▸ REQUIRED WORK:
Drop every picture and give the entries back exactly.

Dataset records:
********

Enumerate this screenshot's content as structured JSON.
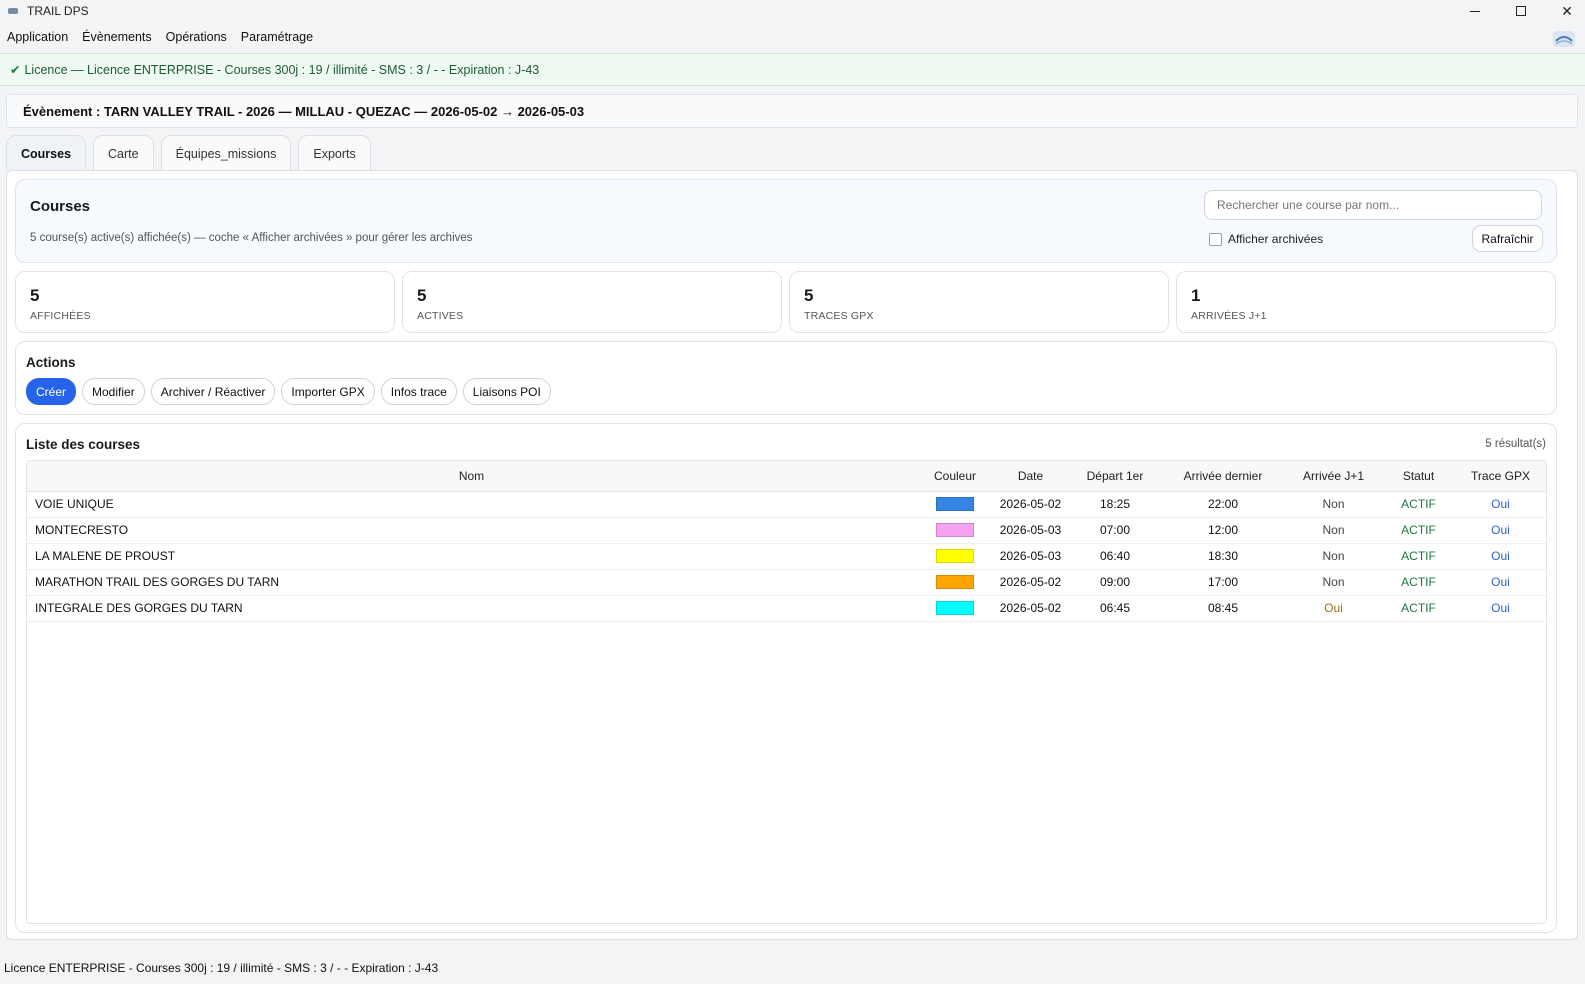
{
  "window": {
    "title": "TRAIL DPS"
  },
  "menu": [
    "Application",
    "Évènements",
    "Opérations",
    "Paramétrage"
  ],
  "license_banner": "Licence — Licence ENTERPRISE - Courses 300j : 19 / illimité - SMS : 3 / - - Expiration : J-43",
  "event_header": "Évènement : TARN VALLEY TRAIL - 2026 — MILLAU - QUEZAC — 2026-05-02 → 2026-05-03",
  "tabs": [
    {
      "label": "Courses",
      "active": true
    },
    {
      "label": "Carte",
      "active": false
    },
    {
      "label": "Équipes_missions",
      "active": false
    },
    {
      "label": "Exports",
      "active": false
    }
  ],
  "courses_header": {
    "title": "Courses",
    "subtitle": "5 course(s) active(s) affichée(s) — coche « Afficher archivées » pour gérer les archives",
    "search_placeholder": "Rechercher une course par nom...",
    "show_archived_label": "Afficher archivées",
    "show_archived_checked": false,
    "refresh_label": "Rafraîchir"
  },
  "stats": [
    {
      "value": "5",
      "label": "AFFICHÉES"
    },
    {
      "value": "5",
      "label": "ACTIVES"
    },
    {
      "value": "5",
      "label": "TRACES GPX"
    },
    {
      "value": "1",
      "label": "ARRIVÉES J+1"
    }
  ],
  "actions": {
    "title": "Actions",
    "buttons": [
      "Créer",
      "Modifier",
      "Archiver / Réactiver",
      "Importer GPX",
      "Infos trace",
      "Liaisons POI"
    ]
  },
  "list": {
    "title": "Liste des courses",
    "count": "5 résultat(s)",
    "columns": [
      "Nom",
      "Couleur",
      "Date",
      "Départ 1er",
      "Arrivée dernier",
      "Arrivée J+1",
      "Statut",
      "Trace GPX"
    ],
    "rows": [
      {
        "nom": "VOIE UNIQUE",
        "couleur": "#3584e4",
        "date": "2026-05-02",
        "depart": "18:25",
        "arrivee": "22:00",
        "j1": "Non",
        "statut": "ACTIF",
        "gpx": "Oui"
      },
      {
        "nom": "MONTECRESTO",
        "couleur": "#f5a3f0",
        "date": "2026-05-03",
        "depart": "07:00",
        "arrivee": "12:00",
        "j1": "Non",
        "statut": "ACTIF",
        "gpx": "Oui"
      },
      {
        "nom": "LA MALENE DE PROUST",
        "couleur": "#ffff00",
        "date": "2026-05-03",
        "depart": "06:40",
        "arrivee": "18:30",
        "j1": "Non",
        "statut": "ACTIF",
        "gpx": "Oui"
      },
      {
        "nom": "MARATHON TRAIL DES GORGES DU TARN",
        "couleur": "#ffa500",
        "date": "2026-05-02",
        "depart": "09:00",
        "arrivee": "17:00",
        "j1": "Non",
        "statut": "ACTIF",
        "gpx": "Oui"
      },
      {
        "nom": "INTEGRALE DES GORGES DU TARN",
        "couleur": "#00ffff",
        "date": "2026-05-02",
        "depart": "06:45",
        "arrivee": "08:45",
        "j1": "Oui",
        "statut": "ACTIF",
        "gpx": "Oui"
      }
    ]
  },
  "status_bar": "Licence ENTERPRISE - Courses 300j : 19 / illimité - SMS : 3 / - - Expiration : J-43",
  "colors": {
    "primary": "#2563eb",
    "status_actif": "#207540",
    "gpx_oui": "#2b63c9",
    "j1_oui": "#a36a14"
  }
}
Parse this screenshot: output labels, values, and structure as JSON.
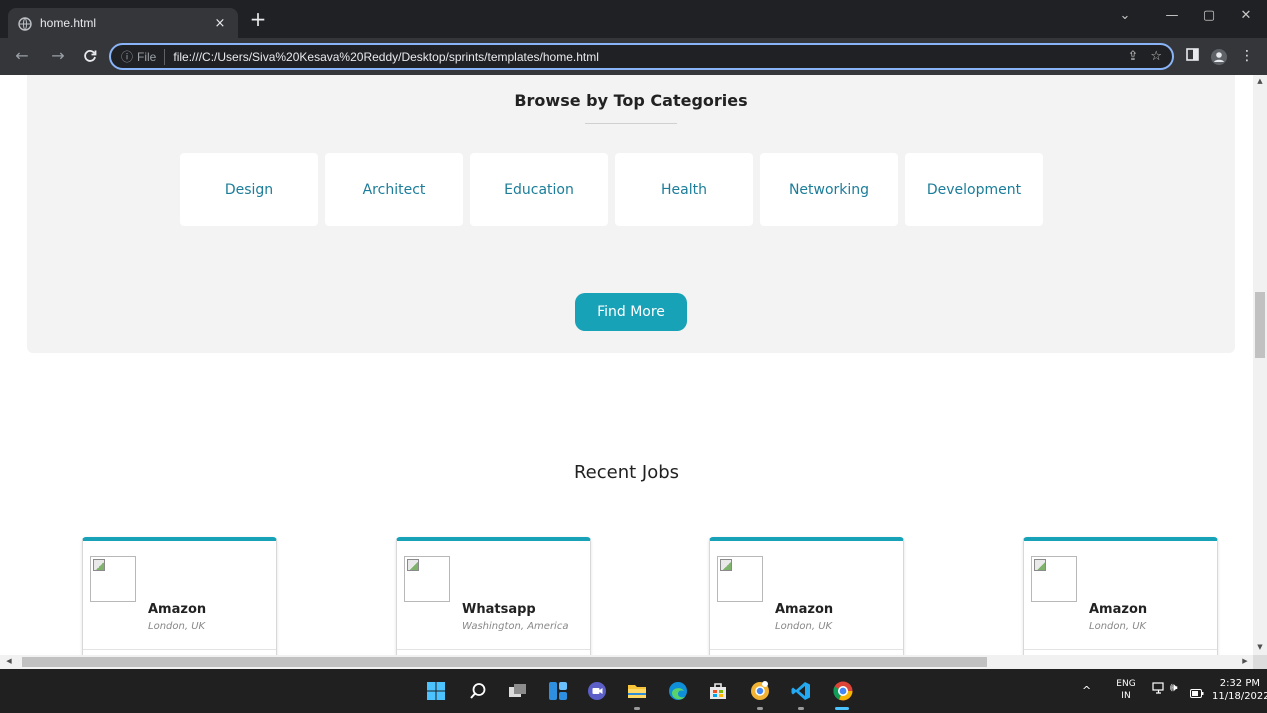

********

▸ FULL RESPONSE:
Enumerate this screenshot's content as structured JSON.
{
  "window": {
    "title": "TRAIL DPS"
  },
  "menu": [
    "Application",
    "Évènements",
    "Opérations",
    "Paramétrage"
  ],
  "license_banner": "Licence — Licence ENTERPRISE - Courses 300j : 19 / illimité - SMS : 3 / - - Expiration : J-43",
  "event_header": "Évènement : TARN VALLEY TRAIL - 2026 — MILLAU - QUEZAC — 2026-05-02 → 2026-05-03",
  "tabs": [
    {
      "label": "Courses",
      "active": true
    },
    {
      "label": "Carte",
      "active": false
    },
    {
      "label": "Équipes_missions",
      "active": false
    },
    {
      "label": "Exports",
      "active": false
    }
  ],
  "courses_header": {
    "title": "Courses",
    "subtitle": "5 course(s) active(s) affichée(s) — coche « Afficher archivées » pour gérer les archives",
    "search_placeholder": "Rechercher une course par nom...",
    "show_archived_label": "Afficher archivées",
    "show_archived_checked": false,
    "refresh_label": "Rafraîchir"
  },
  "stats": [
    {
      "value": "5",
      "label": "AFFICHÉES"
    },
    {
      "value": "5",
      "label": "ACTIVES"
    },
    {
      "value": "5",
      "label": "TRACES GPX"
    },
    {
      "value": "1",
      "label": "ARRIVÉES J+1"
    }
  ],
  "actions": {
    "title": "Actions",
    "buttons": [
      "Créer",
      "Modifier",
      "Archiver / Réactiver",
      "Importer GPX",
      "Infos trace",
      "Liaisons POI"
    ]
  },
  "list": {
    "title": "Liste des courses",
    "count": "5 résultat(s)",
    "columns": [
      "Nom",
      "Couleur",
      "Date",
      "Départ 1er",
      "Arrivée dernier",
      "Arrivée J+1",
      "Statut",
      "Trace GPX"
    ],
    "rows": [
      {
        "nom": "VOIE UNIQUE",
        "couleur": "#3584e4",
        "date": "2026-05-02",
        "depart": "18:25",
        "arrivee": "22:00",
        "j1": "Non",
        "statut": "ACTIF",
        "gpx": "Oui"
      },
      {
        "nom": "MONTECRESTO",
        "couleur": "#f5a3f0",
        "date": "2026-05-03",
        "depart": "07:00",
        "arrivee": "12:00",
        "j1": "Non",
        "statut": "ACTIF",
        "gpx": "Oui"
      },
      {
        "nom": "LA MALENE DE PROUST",
        "couleur": "#ffff00",
        "date": "2026-05-03",
        "depart": "06:40",
        "arrivee": "18:30",
        "j1": "Non",
        "statut": "ACTIF",
        "gpx": "Oui"
      },
      {
        "nom": "MARATHON TRAIL DES GORGES DU TARN",
        "couleur": "#ffa500",
        "date": "2026-05-02",
        "depart": "09:00",
        "arrivee": "17:00",
        "j1": "Non",
        "statut": "ACTIF",
        "gpx": "Oui"
      },
      {
        "nom": "INTEGRALE DES GORGES DU TARN",
        "couleur": "#00ffff",
        "date": "2026-05-02",
        "depart": "06:45",
        "arrivee": "08:45",
        "j1": "Oui",
        "statut": "ACTIF",
        "gpx": "Oui"
      }
    ]
  },
  "status_bar": "Licence ENTERPRISE - Courses 300j : 19 / illimité - SMS : 3 / - - Expiration : J-43",
  "colors": {
    "primary": "#2563eb",
    "status_actif": "#207540",
    "gpx_oui": "#2b63c9",
    "j1_oui": "#a36a14"
  }
}
Parse this screenshot: output labels, values, and structure as JSON.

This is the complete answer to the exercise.